◆ **Given problem**
Your task is to repeat, word for word, the line containing "What text is on this page?" and all lines that follow it to the end of the material, and no other lines.

***** Items *****

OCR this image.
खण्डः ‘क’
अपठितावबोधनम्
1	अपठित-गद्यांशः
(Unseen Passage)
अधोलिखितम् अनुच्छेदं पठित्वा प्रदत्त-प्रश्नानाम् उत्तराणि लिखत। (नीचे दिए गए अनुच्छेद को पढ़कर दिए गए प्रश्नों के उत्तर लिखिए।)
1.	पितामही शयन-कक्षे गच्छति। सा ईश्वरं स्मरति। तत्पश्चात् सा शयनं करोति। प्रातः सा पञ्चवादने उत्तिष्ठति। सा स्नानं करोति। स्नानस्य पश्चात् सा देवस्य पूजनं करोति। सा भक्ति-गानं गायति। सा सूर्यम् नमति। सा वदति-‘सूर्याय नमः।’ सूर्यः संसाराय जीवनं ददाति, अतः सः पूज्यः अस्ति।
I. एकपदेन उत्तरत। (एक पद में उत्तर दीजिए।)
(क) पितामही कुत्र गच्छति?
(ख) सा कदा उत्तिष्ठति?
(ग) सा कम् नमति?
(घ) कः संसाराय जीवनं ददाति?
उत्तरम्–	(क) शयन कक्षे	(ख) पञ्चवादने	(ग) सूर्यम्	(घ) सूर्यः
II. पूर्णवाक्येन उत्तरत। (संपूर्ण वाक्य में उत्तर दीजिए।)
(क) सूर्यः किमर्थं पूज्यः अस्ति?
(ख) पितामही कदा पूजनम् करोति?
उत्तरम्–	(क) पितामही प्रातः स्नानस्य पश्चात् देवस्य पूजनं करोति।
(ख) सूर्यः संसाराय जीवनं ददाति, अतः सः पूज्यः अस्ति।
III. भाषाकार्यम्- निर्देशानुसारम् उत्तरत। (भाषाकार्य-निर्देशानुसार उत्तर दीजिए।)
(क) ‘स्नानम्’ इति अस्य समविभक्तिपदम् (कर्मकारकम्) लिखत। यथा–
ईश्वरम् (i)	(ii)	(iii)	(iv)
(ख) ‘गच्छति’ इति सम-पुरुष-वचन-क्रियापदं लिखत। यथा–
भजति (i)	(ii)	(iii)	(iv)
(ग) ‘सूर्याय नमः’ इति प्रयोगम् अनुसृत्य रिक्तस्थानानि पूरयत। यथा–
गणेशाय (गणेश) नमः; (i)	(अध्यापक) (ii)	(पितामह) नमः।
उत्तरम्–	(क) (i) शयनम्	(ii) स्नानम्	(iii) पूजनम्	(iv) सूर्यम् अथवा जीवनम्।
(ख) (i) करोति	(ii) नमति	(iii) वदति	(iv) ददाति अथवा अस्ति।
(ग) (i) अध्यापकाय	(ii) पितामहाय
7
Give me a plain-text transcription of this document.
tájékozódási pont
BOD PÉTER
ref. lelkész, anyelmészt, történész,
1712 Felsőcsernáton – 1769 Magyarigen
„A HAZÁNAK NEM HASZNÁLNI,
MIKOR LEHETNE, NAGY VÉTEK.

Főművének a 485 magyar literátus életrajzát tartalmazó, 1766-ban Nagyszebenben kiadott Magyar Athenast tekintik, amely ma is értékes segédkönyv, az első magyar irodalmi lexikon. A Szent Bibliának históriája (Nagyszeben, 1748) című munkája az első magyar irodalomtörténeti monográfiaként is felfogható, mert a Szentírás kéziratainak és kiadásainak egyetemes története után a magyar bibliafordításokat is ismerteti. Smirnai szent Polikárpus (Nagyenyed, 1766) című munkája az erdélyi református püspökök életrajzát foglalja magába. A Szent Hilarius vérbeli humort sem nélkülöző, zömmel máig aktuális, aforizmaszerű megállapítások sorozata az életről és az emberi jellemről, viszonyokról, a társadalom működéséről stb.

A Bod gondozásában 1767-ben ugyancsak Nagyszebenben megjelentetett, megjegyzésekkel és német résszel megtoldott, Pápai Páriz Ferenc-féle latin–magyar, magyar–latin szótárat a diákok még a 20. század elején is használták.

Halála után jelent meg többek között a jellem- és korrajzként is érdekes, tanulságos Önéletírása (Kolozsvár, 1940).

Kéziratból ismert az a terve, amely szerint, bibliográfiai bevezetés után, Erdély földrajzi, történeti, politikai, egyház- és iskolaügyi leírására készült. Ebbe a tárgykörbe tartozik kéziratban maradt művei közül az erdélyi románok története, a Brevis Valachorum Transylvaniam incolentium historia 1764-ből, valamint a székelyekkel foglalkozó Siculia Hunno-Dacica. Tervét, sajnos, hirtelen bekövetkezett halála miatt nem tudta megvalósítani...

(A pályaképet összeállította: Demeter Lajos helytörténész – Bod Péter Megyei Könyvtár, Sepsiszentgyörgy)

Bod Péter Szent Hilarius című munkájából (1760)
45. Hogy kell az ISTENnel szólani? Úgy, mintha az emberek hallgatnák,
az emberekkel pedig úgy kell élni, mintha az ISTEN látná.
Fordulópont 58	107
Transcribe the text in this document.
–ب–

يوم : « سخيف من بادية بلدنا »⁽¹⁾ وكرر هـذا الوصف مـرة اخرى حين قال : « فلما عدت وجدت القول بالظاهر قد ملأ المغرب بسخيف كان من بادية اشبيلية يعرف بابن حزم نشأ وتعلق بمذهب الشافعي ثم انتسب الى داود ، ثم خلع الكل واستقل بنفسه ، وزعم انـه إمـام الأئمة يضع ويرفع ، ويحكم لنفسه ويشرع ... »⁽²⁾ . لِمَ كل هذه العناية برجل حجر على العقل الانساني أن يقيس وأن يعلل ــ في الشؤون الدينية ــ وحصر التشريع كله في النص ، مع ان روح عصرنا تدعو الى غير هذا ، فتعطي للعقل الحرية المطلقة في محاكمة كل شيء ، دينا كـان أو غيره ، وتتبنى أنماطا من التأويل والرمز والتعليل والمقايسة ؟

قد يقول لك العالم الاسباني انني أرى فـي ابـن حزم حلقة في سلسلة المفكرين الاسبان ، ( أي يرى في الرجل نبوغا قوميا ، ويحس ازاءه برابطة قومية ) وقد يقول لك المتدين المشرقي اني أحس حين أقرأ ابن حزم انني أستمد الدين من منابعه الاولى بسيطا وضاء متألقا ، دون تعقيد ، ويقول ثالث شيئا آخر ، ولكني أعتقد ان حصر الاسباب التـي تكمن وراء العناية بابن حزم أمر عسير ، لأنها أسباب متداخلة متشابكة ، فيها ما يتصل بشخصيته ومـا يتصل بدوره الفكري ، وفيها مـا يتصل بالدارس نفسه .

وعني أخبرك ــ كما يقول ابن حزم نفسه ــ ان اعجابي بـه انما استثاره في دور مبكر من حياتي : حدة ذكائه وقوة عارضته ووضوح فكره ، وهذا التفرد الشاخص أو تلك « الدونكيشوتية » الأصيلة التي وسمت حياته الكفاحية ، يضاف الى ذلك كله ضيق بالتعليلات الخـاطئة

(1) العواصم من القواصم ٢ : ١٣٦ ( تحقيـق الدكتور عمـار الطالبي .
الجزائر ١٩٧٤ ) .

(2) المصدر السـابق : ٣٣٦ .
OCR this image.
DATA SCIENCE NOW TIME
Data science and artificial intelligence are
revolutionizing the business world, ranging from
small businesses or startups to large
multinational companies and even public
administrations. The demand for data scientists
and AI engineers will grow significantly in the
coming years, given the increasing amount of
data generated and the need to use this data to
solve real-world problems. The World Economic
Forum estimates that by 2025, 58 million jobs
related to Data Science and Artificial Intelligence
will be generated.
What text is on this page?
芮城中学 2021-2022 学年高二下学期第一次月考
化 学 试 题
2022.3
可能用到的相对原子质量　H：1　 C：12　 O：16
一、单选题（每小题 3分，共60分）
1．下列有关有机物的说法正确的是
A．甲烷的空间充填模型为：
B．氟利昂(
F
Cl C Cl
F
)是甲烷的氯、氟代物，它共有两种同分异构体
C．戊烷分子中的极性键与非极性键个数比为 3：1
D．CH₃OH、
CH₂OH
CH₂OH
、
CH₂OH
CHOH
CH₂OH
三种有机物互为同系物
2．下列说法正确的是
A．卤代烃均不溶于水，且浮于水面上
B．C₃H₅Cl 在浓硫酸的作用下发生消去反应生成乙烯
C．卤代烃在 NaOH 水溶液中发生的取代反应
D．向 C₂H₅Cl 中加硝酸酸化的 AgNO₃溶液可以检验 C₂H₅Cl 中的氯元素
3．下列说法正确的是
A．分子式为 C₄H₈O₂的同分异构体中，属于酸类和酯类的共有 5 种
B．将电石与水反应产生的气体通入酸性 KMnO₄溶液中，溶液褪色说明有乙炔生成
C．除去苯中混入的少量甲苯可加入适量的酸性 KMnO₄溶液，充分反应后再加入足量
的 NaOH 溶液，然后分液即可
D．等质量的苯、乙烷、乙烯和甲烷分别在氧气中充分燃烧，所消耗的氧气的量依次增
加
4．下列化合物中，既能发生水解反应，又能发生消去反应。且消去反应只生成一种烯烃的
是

*****

◆ **Written answer**
What text is on this page?
芮城中学 2021-2022 学年高二下学期第一次月考
化 学 试 题
2022.3
可能用到的相对原子质量　H：1　 C：12　 O：16
一、单选题（每小题 3分，共60分）
1．下列有关有机物的说法正确的是
A．甲烷的空间充填模型为：
B．氟利昂(
F
Cl C Cl
F
)是甲烷的氯、氟代物，它共有两种同分异构体
C．戊烷分子中的极性键与非极性键个数比为 3：1
D．CH₃OH、
CH₂OH
CH₂OH
、
CH₂OH
CHOH
CH₂OH
三种有机物互为同系物
2．下列说法正确的是
A．卤代烃均不溶于水，且浮于水面上
B．C₃H₅Cl 在浓硫酸的作用下发生消去反应生成乙烯
C．卤代烃在 NaOH 水溶液中发生的取代反应
D．向 C₂H₅Cl 中加硝酸酸化的 AgNO₃溶液可以检验 C₂H₅Cl 中的氯元素
3．下列说法正确的是
A．分子式为 C₄H₈O₂的同分异构体中，属于酸类和酯类的共有 5 种
B．将电石与水反应产生的气体通入酸性 KMnO₄溶液中，溶液褪色说明有乙炔生成
C．除去苯中混入的少量甲苯可加入适量的酸性 KMnO₄溶液，充分反应后再加入足量
的 NaOH 溶液，然后分液即可
D．等质量的苯、乙烷、乙烯和甲烷分别在氧气中充分燃烧，所消耗的氧气的量依次增
加
4．下列化合物中，既能发生水解反应，又能发生消去反应。且消去反应只生成一种烯烃的
是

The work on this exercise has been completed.